● **PROBLEM DESCRIPTION**
Give the records back in full, exactly as they read.

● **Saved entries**

* BEGIN *

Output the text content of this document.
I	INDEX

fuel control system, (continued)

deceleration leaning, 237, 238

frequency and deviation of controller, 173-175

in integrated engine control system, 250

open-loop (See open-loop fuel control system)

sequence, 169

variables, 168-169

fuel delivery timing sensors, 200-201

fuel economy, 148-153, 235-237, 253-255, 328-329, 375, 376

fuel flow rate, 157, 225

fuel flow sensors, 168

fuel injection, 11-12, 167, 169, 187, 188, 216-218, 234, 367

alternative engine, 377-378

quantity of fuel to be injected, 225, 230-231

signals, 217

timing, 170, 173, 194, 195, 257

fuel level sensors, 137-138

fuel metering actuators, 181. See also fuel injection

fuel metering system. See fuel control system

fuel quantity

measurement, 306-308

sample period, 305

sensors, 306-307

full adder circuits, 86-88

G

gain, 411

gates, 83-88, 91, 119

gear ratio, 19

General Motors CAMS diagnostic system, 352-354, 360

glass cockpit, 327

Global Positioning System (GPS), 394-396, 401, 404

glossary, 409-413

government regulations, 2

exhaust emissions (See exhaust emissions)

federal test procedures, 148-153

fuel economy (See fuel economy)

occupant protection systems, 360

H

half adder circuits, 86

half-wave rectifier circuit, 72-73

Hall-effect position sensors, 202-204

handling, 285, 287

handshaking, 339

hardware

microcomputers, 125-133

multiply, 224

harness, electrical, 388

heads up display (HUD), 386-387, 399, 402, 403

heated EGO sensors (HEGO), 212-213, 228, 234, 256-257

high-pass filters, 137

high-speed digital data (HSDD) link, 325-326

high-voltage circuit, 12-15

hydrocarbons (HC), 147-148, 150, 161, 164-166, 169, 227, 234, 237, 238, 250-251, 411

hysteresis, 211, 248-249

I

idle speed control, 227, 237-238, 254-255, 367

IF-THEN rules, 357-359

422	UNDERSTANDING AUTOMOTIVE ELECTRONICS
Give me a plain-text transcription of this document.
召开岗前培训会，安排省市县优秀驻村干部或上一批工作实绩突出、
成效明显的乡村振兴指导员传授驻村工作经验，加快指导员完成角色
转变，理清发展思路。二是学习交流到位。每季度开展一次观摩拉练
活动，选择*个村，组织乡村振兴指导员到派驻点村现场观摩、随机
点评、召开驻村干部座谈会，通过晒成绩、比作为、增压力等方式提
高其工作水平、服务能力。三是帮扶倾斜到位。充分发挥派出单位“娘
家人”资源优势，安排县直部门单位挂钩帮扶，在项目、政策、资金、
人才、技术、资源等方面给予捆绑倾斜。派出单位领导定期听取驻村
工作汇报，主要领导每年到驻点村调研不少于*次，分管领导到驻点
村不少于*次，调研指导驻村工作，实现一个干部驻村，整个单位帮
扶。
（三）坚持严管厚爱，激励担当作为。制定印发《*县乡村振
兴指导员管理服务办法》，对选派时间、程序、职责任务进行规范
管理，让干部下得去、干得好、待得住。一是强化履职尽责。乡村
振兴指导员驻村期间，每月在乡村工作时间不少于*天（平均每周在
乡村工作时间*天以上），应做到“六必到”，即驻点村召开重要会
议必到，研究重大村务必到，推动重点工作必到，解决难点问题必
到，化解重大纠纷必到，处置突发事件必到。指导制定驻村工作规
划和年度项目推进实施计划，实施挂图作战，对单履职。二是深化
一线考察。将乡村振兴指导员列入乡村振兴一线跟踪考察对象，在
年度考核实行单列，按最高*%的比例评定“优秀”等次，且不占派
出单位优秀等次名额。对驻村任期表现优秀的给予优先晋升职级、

* END *

● **RESULT OF THE TASK**
Output the text content of this document.
I	INDEX

fuel control system, (continued)

deceleration leaning, 237, 238

frequency and deviation of controller, 173-175

in integrated engine control system, 250

open-loop (See open-loop fuel control system)

sequence, 169

variables, 168-169

fuel delivery timing sensors, 200-201

fuel economy, 148-153, 235-237, 253-255, 328-329, 375, 376

fuel flow rate, 157, 225

fuel flow sensors, 168

fuel injection, 11-12, 167, 169, 187, 188, 216-218, 234, 367

alternative engine, 377-378

quantity of fuel to be injected, 225, 230-231

signals, 217

timing, 170, 173, 194, 195, 257

fuel level sensors, 137-138

fuel metering actuators, 181. See also fuel injection

fuel metering system. See fuel control system

fuel quantity

measurement, 306-308

sample period, 305

sensors, 306-307

full adder circuits, 86-88

G

gain, 411

gates, 83-88, 91, 119

gear ratio, 19

General Motors CAMS diagnostic system, 352-354, 360

glass cockpit, 327

Global Positioning System (GPS), 394-396, 401, 404

glossary, 409-413

government regulations, 2

exhaust emissions (See exhaust emissions)

federal test procedures, 148-153

fuel economy (See fuel economy)

occupant protection systems, 360

H

half adder circuits, 86

half-wave rectifier circuit, 72-73

Hall-effect position sensors, 202-204

handling, 285, 287

handshaking, 339

hardware

microcomputers, 125-133

multiply, 224

harness, electrical, 388

heads up display (HUD), 386-387, 399, 402, 403

heated EGO sensors (HEGO), 212-213, 228, 234, 256-257

high-pass filters, 137

high-speed digital data (HSDD) link, 325-326

high-voltage circuit, 12-15

hydrocarbons (HC), 147-148, 150, 161, 164-166, 169, 227, 234, 237, 238, 250-251, 411

hysteresis, 211, 248-249

I

idle speed control, 227, 237-238, 254-255, 367

IF-THEN rules, 357-359

422	UNDERSTANDING AUTOMOTIVE ELECTRONICS
Give me a plain-text transcription of this document.
召开岗前培训会，安排省市县优秀驻村干部或上一批工作实绩突出、
成效明显的乡村振兴指导员传授驻村工作经验，加快指导员完成角色
转变，理清发展思路。二是学习交流到位。每季度开展一次观摩拉练
活动，选择*个村，组织乡村振兴指导员到派驻点村现场观摩、随机
点评、召开驻村干部座谈会，通过晒成绩、比作为、增压力等方式提
高其工作水平、服务能力。三是帮扶倾斜到位。充分发挥派出单位“娘
家人”资源优势，安排县直部门单位挂钩帮扶，在项目、政策、资金、
人才、技术、资源等方面给予捆绑倾斜。派出单位领导定期听取驻村
工作汇报，主要领导每年到驻点村调研不少于*次，分管领导到驻点
村不少于*次，调研指导驻村工作，实现一个干部驻村，整个单位帮
扶。
（三）坚持严管厚爱，激励担当作为。制定印发《*县乡村振
兴指导员管理服务办法》，对选派时间、程序、职责任务进行规范
管理，让干部下得去、干得好、待得住。一是强化履职尽责。乡村
振兴指导员驻村期间，每月在乡村工作时间不少于*天（平均每周在
乡村工作时间*天以上），应做到“六必到”，即驻点村召开重要会
议必到，研究重大村务必到，推动重点工作必到，解决难点问题必
到，化解重大纠纷必到，处置突发事件必到。指导制定驻村工作规
划和年度项目推进实施计划，实施挂图作战，对单履职。二是深化
一线考察。将乡村振兴指导员列入乡村振兴一线跟踪考察对象，在
年度考核实行单列，按最高*%的比例评定“优秀”等次，且不占派
出单位优秀等次名额。对驻村任期表现优秀的给予优先晋升职级、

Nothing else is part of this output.